» DATASET EXCERPTS
┄┄┄┄┄┄┄┄┄┄

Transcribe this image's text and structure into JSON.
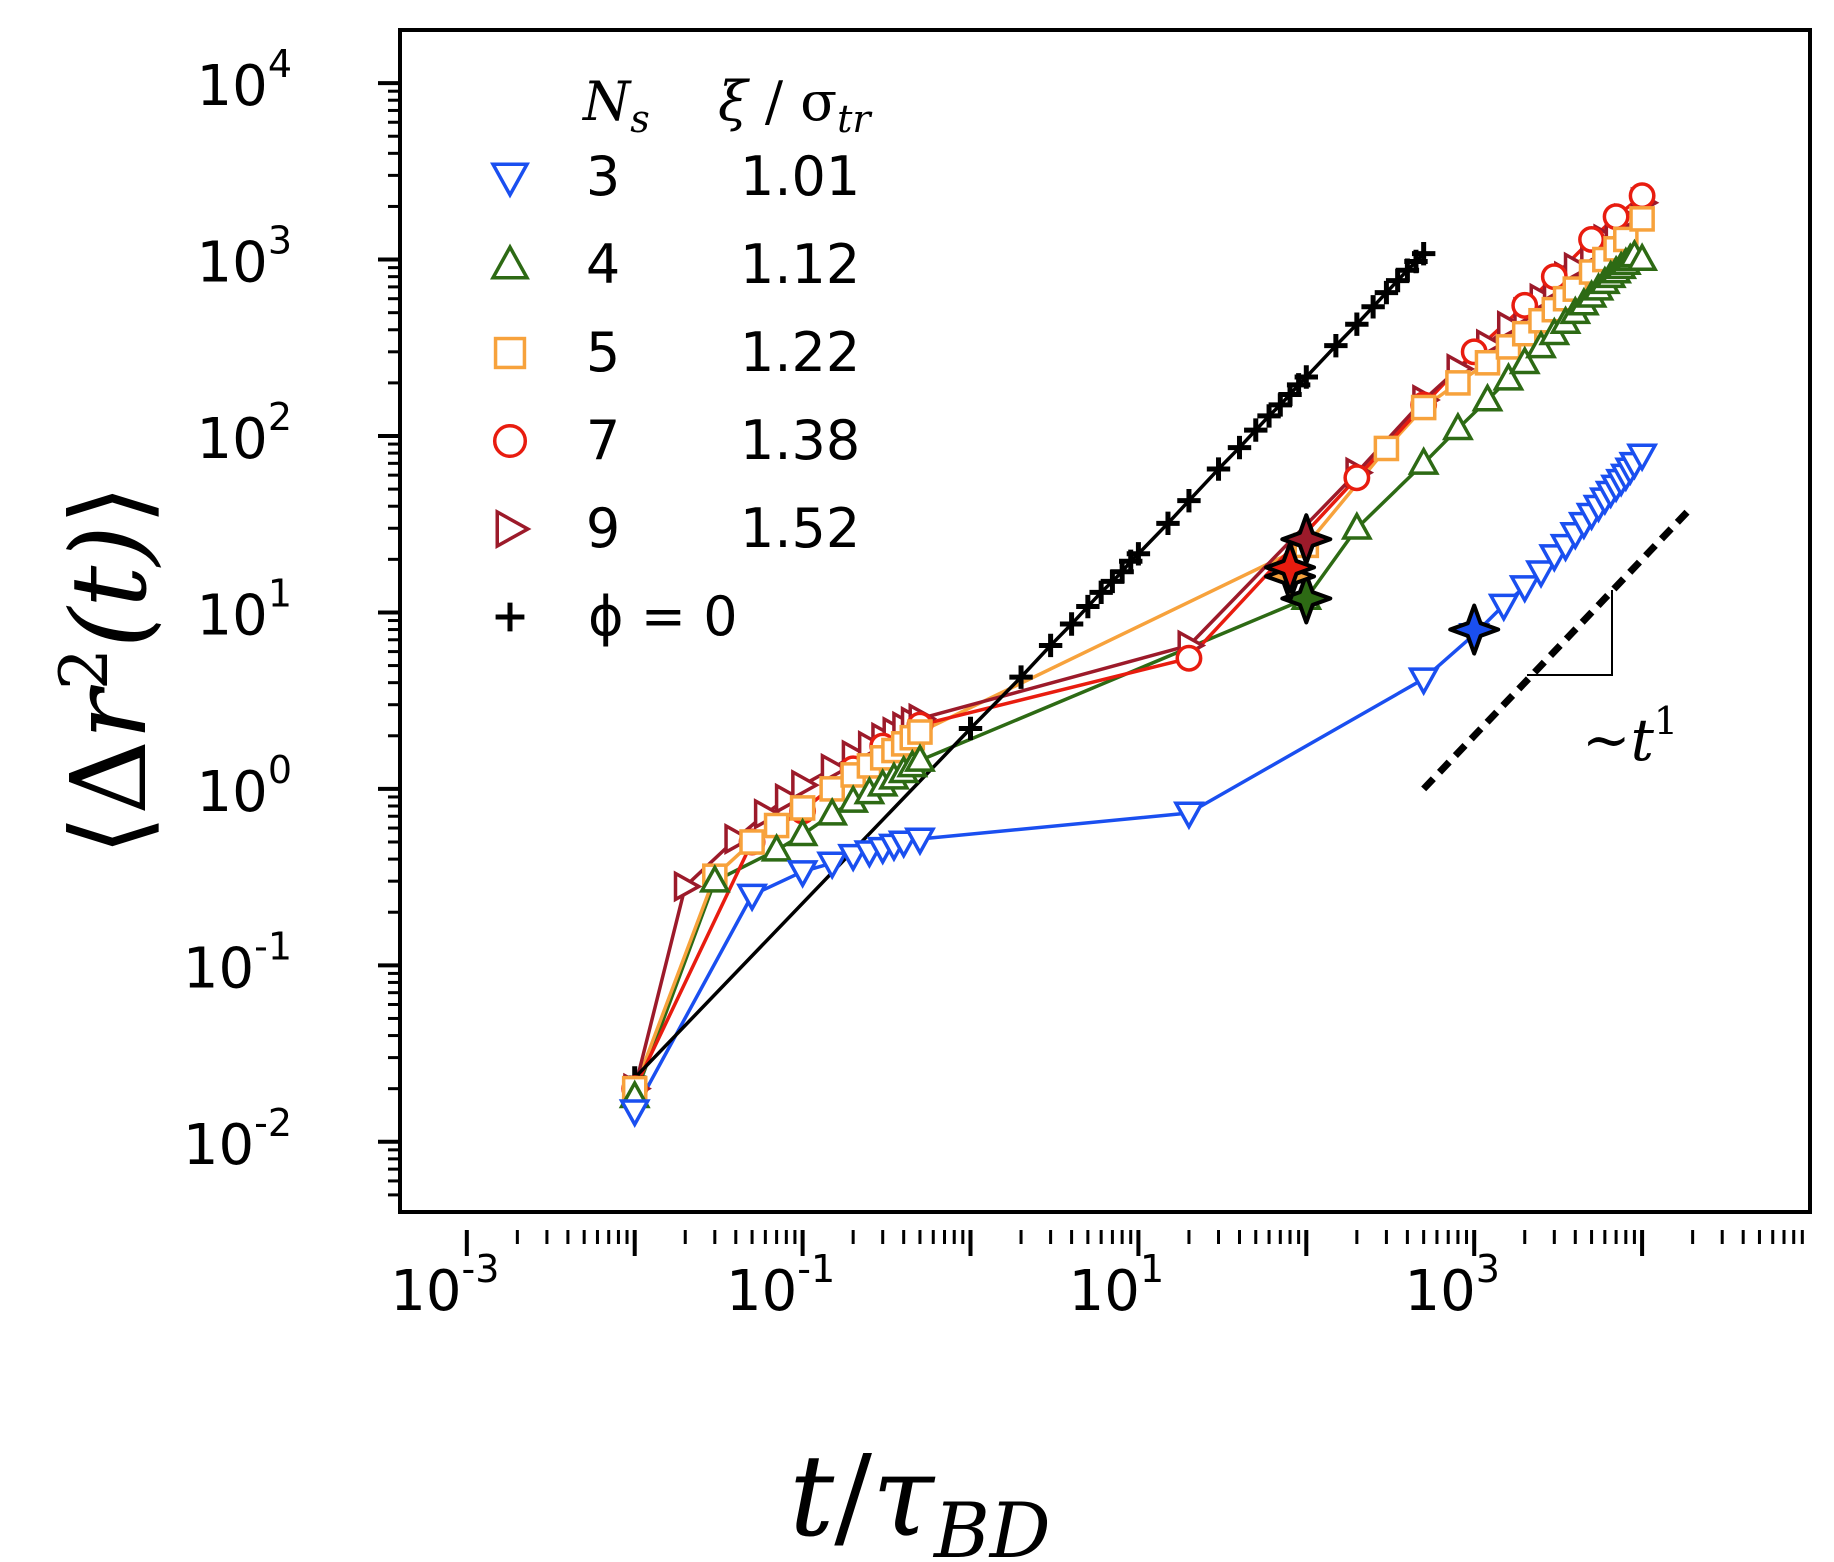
{
  "chart_data": {
    "type": "scatter",
    "xscale": "log",
    "yscale": "log",
    "xlim": [
      0.0004,
      100000
    ],
    "ylim": [
      0.004,
      20000
    ],
    "x_tick_exponents": [
      -3,
      -1,
      1,
      3
    ],
    "y_tick_exponents": [
      -2,
      -1,
      0,
      1,
      2,
      3,
      4
    ],
    "xlabel": {
      "main": "t",
      "slash": "/",
      "tau": "τ",
      "sub": "BD"
    },
    "ylabel": {
      "left": "⟨",
      "delta": "Δ",
      "r": "r",
      "sup": "2",
      "t": "(t)",
      "right": "⟩"
    },
    "tick_base": "10",
    "legend": {
      "position": "top-left",
      "header_n": "N",
      "header_n_sub": "s",
      "header_xi": "ξ",
      "header_slash": " / σ",
      "header_sigma_sub": "tr",
      "phi_label": "ϕ = 0"
    },
    "slope_annotation": {
      "prefix": "~",
      "t": "t",
      "exponent": "1"
    },
    "slope_line": {
      "x": [
        500,
        20000
      ],
      "y": [
        1.0,
        40
      ]
    },
    "series": [
      {
        "name": "3",
        "xi": "1.01",
        "color": "#1a4ff0",
        "marker": "triangle-down",
        "x": [
          0.01,
          0.05,
          0.1,
          0.15,
          0.2,
          0.25,
          0.3,
          0.35,
          0.4,
          0.5,
          20,
          500,
          1000,
          1500,
          2000,
          2500,
          3000,
          3500,
          4000,
          4500,
          5000,
          5500,
          6000,
          6500,
          7000,
          7500,
          8000,
          8500,
          9000,
          10000
        ],
        "y": [
          0.015,
          0.25,
          0.34,
          0.38,
          0.42,
          0.44,
          0.46,
          0.48,
          0.5,
          0.52,
          0.73,
          4.2,
          7.5,
          11,
          14,
          17,
          21,
          24,
          28,
          32,
          36,
          40,
          44,
          48,
          52,
          56,
          60,
          65,
          70,
          78
        ],
        "star": {
          "x": 1000,
          "y": 8.0
        }
      },
      {
        "name": "4",
        "xi": "1.12",
        "color": "#2d6a14",
        "marker": "triangle-up",
        "x": [
          0.01,
          0.03,
          0.07,
          0.1,
          0.15,
          0.2,
          0.25,
          0.3,
          0.35,
          0.4,
          0.45,
          0.5,
          100,
          200,
          500,
          800,
          1200,
          1600,
          2000,
          2500,
          3000,
          3500,
          4000,
          4500,
          5000,
          5500,
          6000,
          6500,
          7000,
          7500,
          8000,
          8500,
          9000,
          10000
        ],
        "y": [
          0.018,
          0.3,
          0.45,
          0.55,
          0.72,
          0.85,
          0.95,
          1.05,
          1.15,
          1.25,
          1.35,
          1.45,
          12,
          30,
          70,
          110,
          160,
          210,
          260,
          320,
          380,
          440,
          500,
          560,
          620,
          680,
          740,
          800,
          850,
          900,
          950,
          1000,
          1050,
          1000
        ],
        "star": {
          "x": 100,
          "y": 12
        }
      },
      {
        "name": "5",
        "xi": "1.22",
        "color": "#f7a23c",
        "marker": "square",
        "x": [
          0.01,
          0.03,
          0.05,
          0.07,
          0.1,
          0.15,
          0.2,
          0.25,
          0.3,
          0.35,
          0.4,
          0.45,
          0.5,
          100,
          300,
          500,
          800,
          1200,
          1600,
          2000,
          2500,
          3000,
          3500,
          4000,
          5000,
          6000,
          7000,
          8000,
          10000
        ],
        "y": [
          0.02,
          0.32,
          0.5,
          0.62,
          0.78,
          1.0,
          1.2,
          1.35,
          1.5,
          1.65,
          1.8,
          1.95,
          2.1,
          24,
          85,
          145,
          200,
          260,
          320,
          380,
          450,
          520,
          600,
          680,
          850,
          1000,
          1150,
          1300,
          1700
        ],
        "star": {
          "x": 80,
          "y": 16
        }
      },
      {
        "name": "7",
        "xi": "1.38",
        "color": "#e81c0f",
        "marker": "circle",
        "x": [
          0.01,
          0.05,
          0.1,
          0.2,
          0.3,
          0.5,
          20,
          200,
          500,
          1000,
          2000,
          3000,
          5000,
          7000,
          10000
        ],
        "y": [
          0.02,
          0.5,
          0.75,
          1.3,
          1.75,
          2.3,
          5.5,
          58,
          150,
          300,
          550,
          800,
          1300,
          1750,
          2300
        ],
        "star": {
          "x": 80,
          "y": 18
        }
      },
      {
        "name": "9",
        "xi": "1.52",
        "color": "#9c1a2a",
        "marker": "triangle-right",
        "x": [
          0.01,
          0.02,
          0.04,
          0.06,
          0.08,
          0.1,
          0.15,
          0.2,
          0.25,
          0.3,
          0.35,
          0.4,
          0.45,
          0.5,
          20,
          200,
          500,
          800,
          1200,
          1600,
          2000,
          2500,
          3000,
          3500,
          4000,
          5000,
          6000,
          7000,
          8000,
          10000
        ],
        "y": [
          0.02,
          0.28,
          0.52,
          0.72,
          0.88,
          1.05,
          1.3,
          1.55,
          1.75,
          1.95,
          2.1,
          2.25,
          2.4,
          2.5,
          6.5,
          62,
          160,
          240,
          330,
          420,
          500,
          600,
          700,
          800,
          900,
          1100,
          1300,
          1500,
          1700,
          2100
        ],
        "star": {
          "x": 100,
          "y": 26
        }
      },
      {
        "name": "ϕ = 0",
        "color": "#000000",
        "marker": "plus",
        "x": [
          0.01,
          1,
          2,
          3,
          4,
          5,
          6,
          7,
          8,
          9,
          10,
          15,
          20,
          30,
          40,
          50,
          60,
          70,
          80,
          90,
          100,
          150,
          200,
          250,
          300,
          350,
          400,
          450,
          500
        ],
        "y": [
          0.023,
          2.2,
          4.3,
          6.5,
          8.6,
          10.8,
          13,
          15,
          17,
          19.5,
          21.5,
          32,
          43,
          65,
          86,
          108,
          130,
          150,
          172,
          195,
          216,
          325,
          430,
          540,
          650,
          760,
          870,
          975,
          1080
        ]
      }
    ]
  }
}
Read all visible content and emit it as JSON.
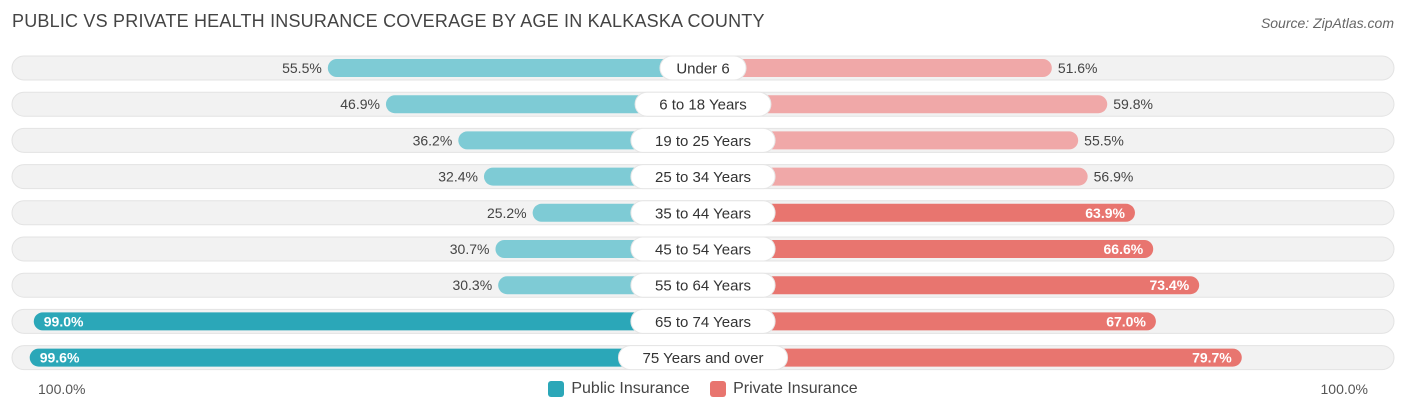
{
  "header": {
    "title": "PUBLIC VS PRIVATE HEALTH INSURANCE COVERAGE BY AGE IN KALKASKA COUNTY",
    "source": "Source: ZipAtlas.com"
  },
  "axis": {
    "left_label": "100.0%",
    "right_label": "100.0%"
  },
  "colors": {
    "public": "#7ecbd5",
    "public_strong": "#2ba7b8",
    "private": "#f0a8a8",
    "private_strong": "#e8756f",
    "track": "#f2f2f2"
  },
  "chart_data": {
    "type": "bar",
    "categories": [
      "Under 6",
      "6 to 18 Years",
      "19 to 25 Years",
      "25 to 34 Years",
      "35 to 44 Years",
      "45 to 54 Years",
      "55 to 64 Years",
      "65 to 74 Years",
      "75 Years and over"
    ],
    "series": [
      {
        "name": "Public Insurance",
        "values": [
          55.5,
          46.9,
          36.2,
          32.4,
          25.2,
          30.7,
          30.3,
          99.0,
          99.6
        ],
        "labels": [
          "55.5%",
          "46.9%",
          "36.2%",
          "32.4%",
          "25.2%",
          "30.7%",
          "30.3%",
          "99.0%",
          "99.6%"
        ]
      },
      {
        "name": "Private Insurance",
        "values": [
          51.6,
          59.8,
          55.5,
          56.9,
          63.9,
          66.6,
          73.4,
          67.0,
          79.7
        ],
        "labels": [
          "51.6%",
          "59.8%",
          "55.5%",
          "56.9%",
          "63.9%",
          "66.6%",
          "73.4%",
          "67.0%",
          "79.7%"
        ]
      }
    ],
    "xlim": [
      -100,
      100
    ],
    "legend": "bottom-center"
  }
}
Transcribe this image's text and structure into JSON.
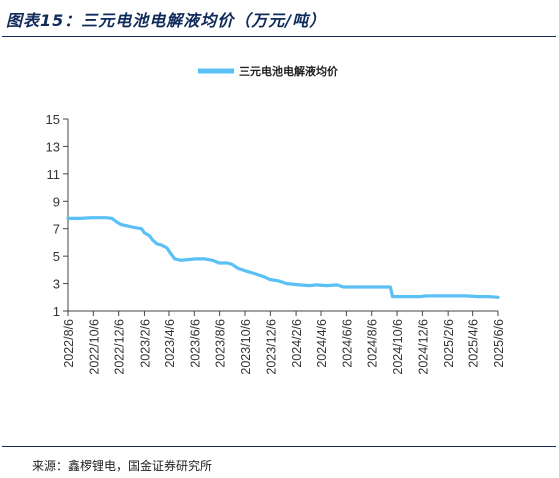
{
  "figure": {
    "title": "图表15：三元电池电解液均价（万元/吨）",
    "source": "来源：鑫椤锂电，国金证券研究所"
  },
  "colors": {
    "line": "#5bc0f5",
    "axis": "#444444",
    "title": "#0f2b5b"
  },
  "chart_data": {
    "type": "line",
    "title": "",
    "xlabel": "",
    "ylabel": "",
    "ylim": [
      1,
      15
    ],
    "yticks": [
      1,
      3,
      5,
      7,
      9,
      11,
      13,
      15
    ],
    "xlim": [
      "2022-08-06",
      "2025-06-06"
    ],
    "xtick_labels": [
      "2022/8/6",
      "2022/10/6",
      "2022/12/6",
      "2023/2/6",
      "2023/4/6",
      "2023/6/6",
      "2023/8/6",
      "2023/10/6",
      "2023/12/6",
      "2024/2/6",
      "2024/4/6",
      "2024/6/6",
      "2024/8/6",
      "2024/10/6",
      "2024/12/6",
      "2025/2/6",
      "2025/4/6",
      "2025/6/6"
    ],
    "xtick_dates": [
      "2022-08-06",
      "2022-10-06",
      "2022-12-06",
      "2023-02-06",
      "2023-04-06",
      "2023-06-06",
      "2023-08-06",
      "2023-10-06",
      "2023-12-06",
      "2024-02-06",
      "2024-04-06",
      "2024-06-06",
      "2024-08-06",
      "2024-10-06",
      "2024-12-06",
      "2025-02-06",
      "2025-04-06",
      "2025-06-06"
    ],
    "grid": false,
    "legend": "top-center",
    "series": [
      {
        "name": "三元电池电解液均价",
        "x": [
          "2022-08-06",
          "2022-09-05",
          "2022-10-01",
          "2022-11-05",
          "2022-11-20",
          "2022-12-01",
          "2022-12-12",
          "2022-12-28",
          "2023-01-10",
          "2023-01-30",
          "2023-02-06",
          "2023-02-18",
          "2023-02-25",
          "2023-03-08",
          "2023-03-20",
          "2023-04-01",
          "2023-04-10",
          "2023-04-20",
          "2023-05-05",
          "2023-05-20",
          "2023-06-10",
          "2023-07-01",
          "2023-07-20",
          "2023-08-05",
          "2023-08-25",
          "2023-09-05",
          "2023-09-20",
          "2023-10-10",
          "2023-11-01",
          "2023-11-20",
          "2023-12-05",
          "2023-12-25",
          "2024-01-15",
          "2024-02-15",
          "2024-03-10",
          "2024-03-25",
          "2024-04-20",
          "2024-05-15",
          "2024-05-30",
          "2024-06-20",
          "2024-07-30",
          "2024-08-30",
          "2024-09-20",
          "2024-09-25",
          "2024-10-30",
          "2024-11-30",
          "2024-12-15",
          "2025-01-20",
          "2025-02-20",
          "2025-03-20",
          "2025-04-20",
          "2025-05-15",
          "2025-06-06"
        ],
        "y": [
          7.75,
          7.75,
          7.8,
          7.8,
          7.75,
          7.5,
          7.3,
          7.2,
          7.1,
          7.0,
          6.7,
          6.5,
          6.2,
          5.9,
          5.8,
          5.6,
          5.2,
          4.8,
          4.7,
          4.75,
          4.8,
          4.8,
          4.7,
          4.5,
          4.5,
          4.4,
          4.1,
          3.9,
          3.7,
          3.5,
          3.3,
          3.2,
          3.0,
          2.9,
          2.85,
          2.9,
          2.85,
          2.9,
          2.75,
          2.75,
          2.75,
          2.75,
          2.75,
          2.05,
          2.05,
          2.05,
          2.1,
          2.1,
          2.1,
          2.1,
          2.05,
          2.05,
          2.0
        ]
      }
    ]
  }
}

┄┄┄┄┄┄┄┄┄┄

Locate all lines in the listing above with the word "三元电池电解液均价" and copy them.

    "title": "图表15：三元电池电解液均价（万元/吨）",
        "name": "三元电池电解液均价",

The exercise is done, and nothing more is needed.